» Requirements: Reproduce every entry that follows word for word, but omit the images.

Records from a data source

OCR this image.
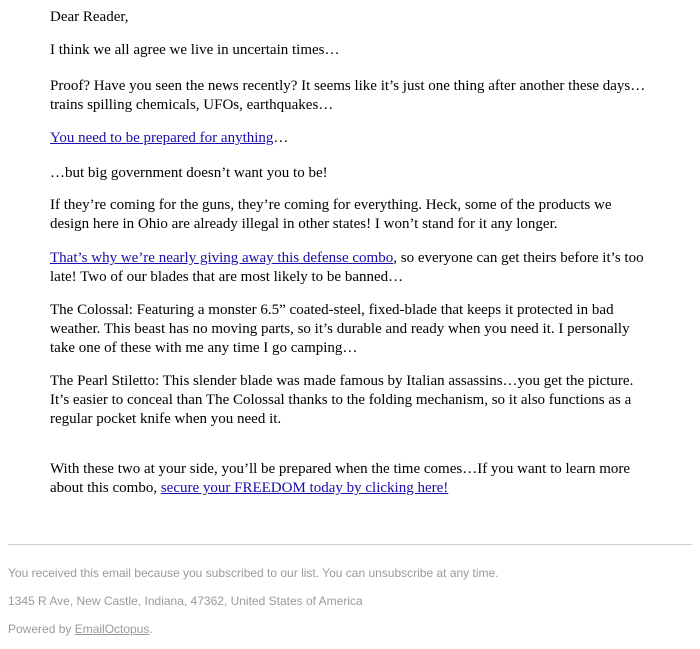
Dear Reader,

I think we all agree we live in uncertain times…

Proof? Have you seen the news recently? It seems like it’s just one thing after another these days…trains spilling chemicals, UFOs, earthquakes…

You need to be prepared for anything…

…but big government doesn’t want you to be!

If they’re coming for the guns, they’re coming for everything. Heck, some of the products we design here in Ohio are already illegal in other states! I won’t stand for it any longer.

That’s why we’re nearly giving away this defense combo, so everyone can get theirs before it’s too late! Two of our blades that are most likely to be banned…

The Colossal: Featuring a monster 6.5” coated-steel, fixed-blade that keeps it protected in bad weather. This beast has no moving parts, so it’s durable and ready when you need it. I personally take one of these with me any time I go camping…

The Pearl Stiletto: This slender blade was made famous by Italian assassins…you get the picture. It’s easier to conceal than The Colossal thanks to the folding mechanism, so it also functions as a regular pocket knife when you need it.

With these two at your side, you’ll be prepared when the time comes…If you want to learn more about this combo, secure your FREEDOM today by clicking here!

You received this email because you subscribed to our list. You can unsubscribe at any time.

1345 R Ave, New Castle, Indiana, 47362, United States of America

Powered by EmailOctopus.
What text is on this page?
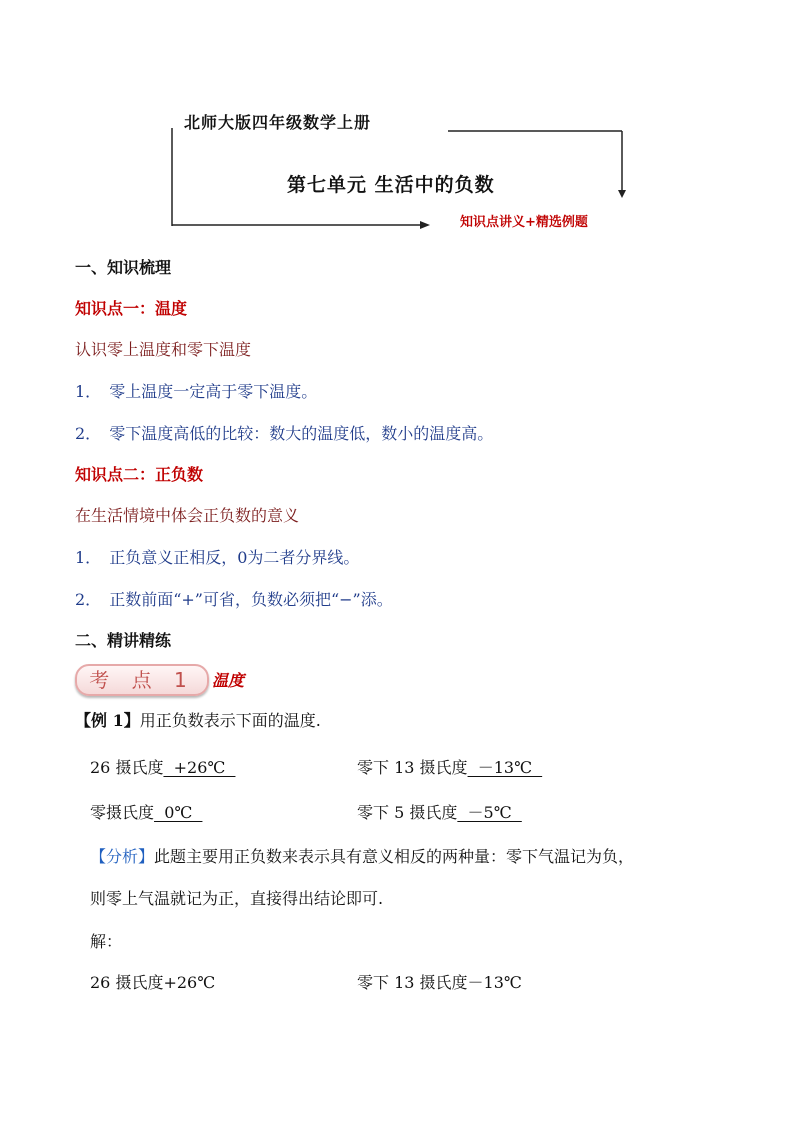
北师大版四年级数学上册
第七单元 生活中的负数
知识点讲义+精选例题
一、知识梳理
知识点一：温度
认识零上温度和零下温度
1． 零上温度一定高于零下温度。
2． 零下温度高低的比较：数大的温度低，数小的温度高。
知识点二：正负数
在生活情境中体会正负数的意义
1． 正负意义正相反，0为二者分界线。
2． 正数前面“+”可省，负数必须把“−”添。
二、精讲精练
考 点 1	温度
【例 1】用正负数表示下面的温度.
26 摄氏度  +26℃	零下 13 摄氏度  －13℃
零摄氏度  0℃	零下 5 摄氏度  －5℃
【分析】此题主要用正负数来表示具有意义相反的两种量：零下气温记为负，
则零上气温就记为正，直接得出结论即可.
解：
26 摄氏度+26℃	零下 13 摄氏度－13℃
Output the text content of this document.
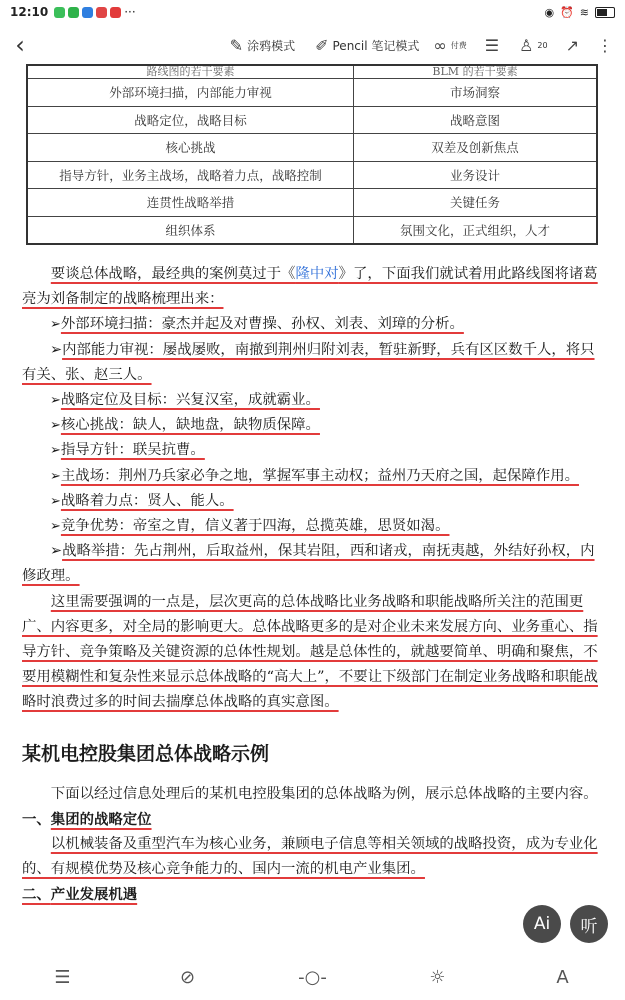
12:10	···	◉ ⏰ ≋
‹	✎ 涂鸦模式 ✐ Pencil 笔记模式 ∞ 付费 ☰ ♙ 20 ↗ ⋮
路线图的若干要素	BLM 的若干要素
外部环境扫描，内部能力审视	市场洞察
战略定位，战略目标	战略意图
核心挑战	双差及创新焦点
指导方针，业务主战场，战略着力点，战略控制	业务设计
连贯性战略举措	关键任务
组织体系	氛围文化，正式组织，人才

要谈总体战略，最经典的案例莫过于《隆中对》了，下面我们就试着用此路线图将诸葛亮为刘备制定的战略梳理出来：

➢外部环境扫描：豪杰并起及对曹操、孙权、刘表、刘璋的分析。

➢内部能力审视：屡战屡败，南撤到荆州归附刘表，暂驻新野，兵有区区数千人，将只有关、张、赵三人。

➢战略定位及目标：兴复汉室，成就霸业。

➢核心挑战：缺人，缺地盘，缺物质保障。

➢指导方针：联吴抗曹。

➢主战场：荆州乃兵家必争之地，掌握军事主动权；益州乃天府之国，起保障作用。

➢战略着力点：贤人、能人。

➢竞争优势：帝室之胄，信义著于四海，总揽英雄，思贤如渴。

➢战略举措：先占荆州，后取益州，保其岩阻，西和诸戎，南抚夷越，外结好孙权，内修政理。

这里需要强调的一点是，层次更高的总体战略比业务战略和职能战略所关注的范围更广、内容更多，对全局的影响更大。总体战略更多的是对企业未来发展方向、业务重心、指导方针、竞争策略及关键资源的总体性规划。越是总体性的，就越要简单、明确和聚焦，不要用模糊性和复杂性来显示总体战略的“高大上”，不要让下级部门在制定业务战略和职能战略时浪费过多的时间去揣摩总体战略的真实意图。

某机电控股集团总体战略示例

下面以经过信息处理后的某机电控股集团的总体战略为例，展示总体战略的主要内容。

一、集团的战略定位

以机械装备及重型汽车为核心业务，兼顾电子信息等相关领域的战略投资，成为专业化的、有规模优势及核心竞争能力的、国内一流的机电产业集团。

二、产业发展机遇

Ai 听
☰	⊘	-○-	☼	A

» Exercise output:
OCR this image.
Dear Reader,

I think we all agree we live in uncertain times…

Proof? Have you seen the news recently? It seems like it’s just one thing after another these days…trains spilling chemicals, UFOs, earthquakes…

You need to be prepared for anything…

…but big government doesn’t want you to be!

If they’re coming for the guns, they’re coming for everything. Heck, some of the products we design here in Ohio are already illegal in other states! I won’t stand for it any longer.

That’s why we’re nearly giving away this defense combo, so everyone can get theirs before it’s too late! Two of our blades that are most likely to be banned…

The Colossal: Featuring a monster 6.5” coated-steel, fixed-blade that keeps it protected in bad weather. This beast has no moving parts, so it’s durable and ready when you need it. I personally take one of these with me any time I go camping…

The Pearl Stiletto: This slender blade was made famous by Italian assassins…you get the picture. It’s easier to conceal than The Colossal thanks to the folding mechanism, so it also functions as a regular pocket knife when you need it.

With these two at your side, you’ll be prepared when the time comes…If you want to learn more about this combo, secure your FREEDOM today by clicking here!

You received this email because you subscribed to our list. You can unsubscribe at any time.

1345 R Ave, New Castle, Indiana, 47362, United States of America

Powered by EmailOctopus.
What text is on this page?
北师大版四年级数学上册
第七单元 生活中的负数
知识点讲义+精选例题
一、知识梳理
知识点一：温度
认识零上温度和零下温度
1． 零上温度一定高于零下温度。
2． 零下温度高低的比较：数大的温度低，数小的温度高。
知识点二：正负数
在生活情境中体会正负数的意义
1． 正负意义正相反，0为二者分界线。
2． 正数前面“+”可省，负数必须把“−”添。
二、精讲精练
考 点 1	温度
【例 1】用正负数表示下面的温度.
26 摄氏度  +26℃	零下 13 摄氏度  －13℃
零摄氏度  0℃	零下 5 摄氏度  －5℃
【分析】此题主要用正负数来表示具有意义相反的两种量：零下气温记为负，
则零上气温就记为正，直接得出结论即可.
解：
26 摄氏度+26℃	零下 13 摄氏度－13℃
Output the text content of this document.
12:10	···	◉ ⏰ ≋
‹	✎ 涂鸦模式 ✐ Pencil 笔记模式 ∞ 付费 ☰ ♙ 20 ↗ ⋮
路线图的若干要素	BLM 的若干要素
外部环境扫描，内部能力审视	市场洞察
战略定位，战略目标	战略意图
核心挑战	双差及创新焦点
指导方针，业务主战场，战略着力点，战略控制	业务设计
连贯性战略举措	关键任务
组织体系	氛围文化，正式组织，人才

要谈总体战略，最经典的案例莫过于《隆中对》了，下面我们就试着用此路线图将诸葛亮为刘备制定的战略梳理出来：

➢外部环境扫描：豪杰并起及对曹操、孙权、刘表、刘璋的分析。

➢内部能力审视：屡战屡败，南撤到荆州归附刘表，暂驻新野，兵有区区数千人，将只有关、张、赵三人。

➢战略定位及目标：兴复汉室，成就霸业。

➢核心挑战：缺人，缺地盘，缺物质保障。

➢指导方针：联吴抗曹。

➢主战场：荆州乃兵家必争之地，掌握军事主动权；益州乃天府之国，起保障作用。

➢战略着力点：贤人、能人。

➢竞争优势：帝室之胄，信义著于四海，总揽英雄，思贤如渴。

➢战略举措：先占荆州，后取益州，保其岩阻，西和诸戎，南抚夷越，外结好孙权，内修政理。

这里需要强调的一点是，层次更高的总体战略比业务战略和职能战略所关注的范围更广、内容更多，对全局的影响更大。总体战略更多的是对企业未来发展方向、业务重心、指导方针、竞争策略及关键资源的总体性规划。越是总体性的，就越要简单、明确和聚焦，不要用模糊性和复杂性来显示总体战略的“高大上”，不要让下级部门在制定业务战略和职能战略时浪费过多的时间去揣摩总体战略的真实意图。

某机电控股集团总体战略示例

下面以经过信息处理后的某机电控股集团的总体战略为例，展示总体战略的主要内容。

一、集团的战略定位

以机械装备及重型汽车为核心业务，兼顾电子信息等相关领域的战略投资，成为专业化的、有规模优势及核心竞争能力的、国内一流的机电产业集团。

二、产业发展机遇

Ai 听
☰	⊘	-○-	☼	A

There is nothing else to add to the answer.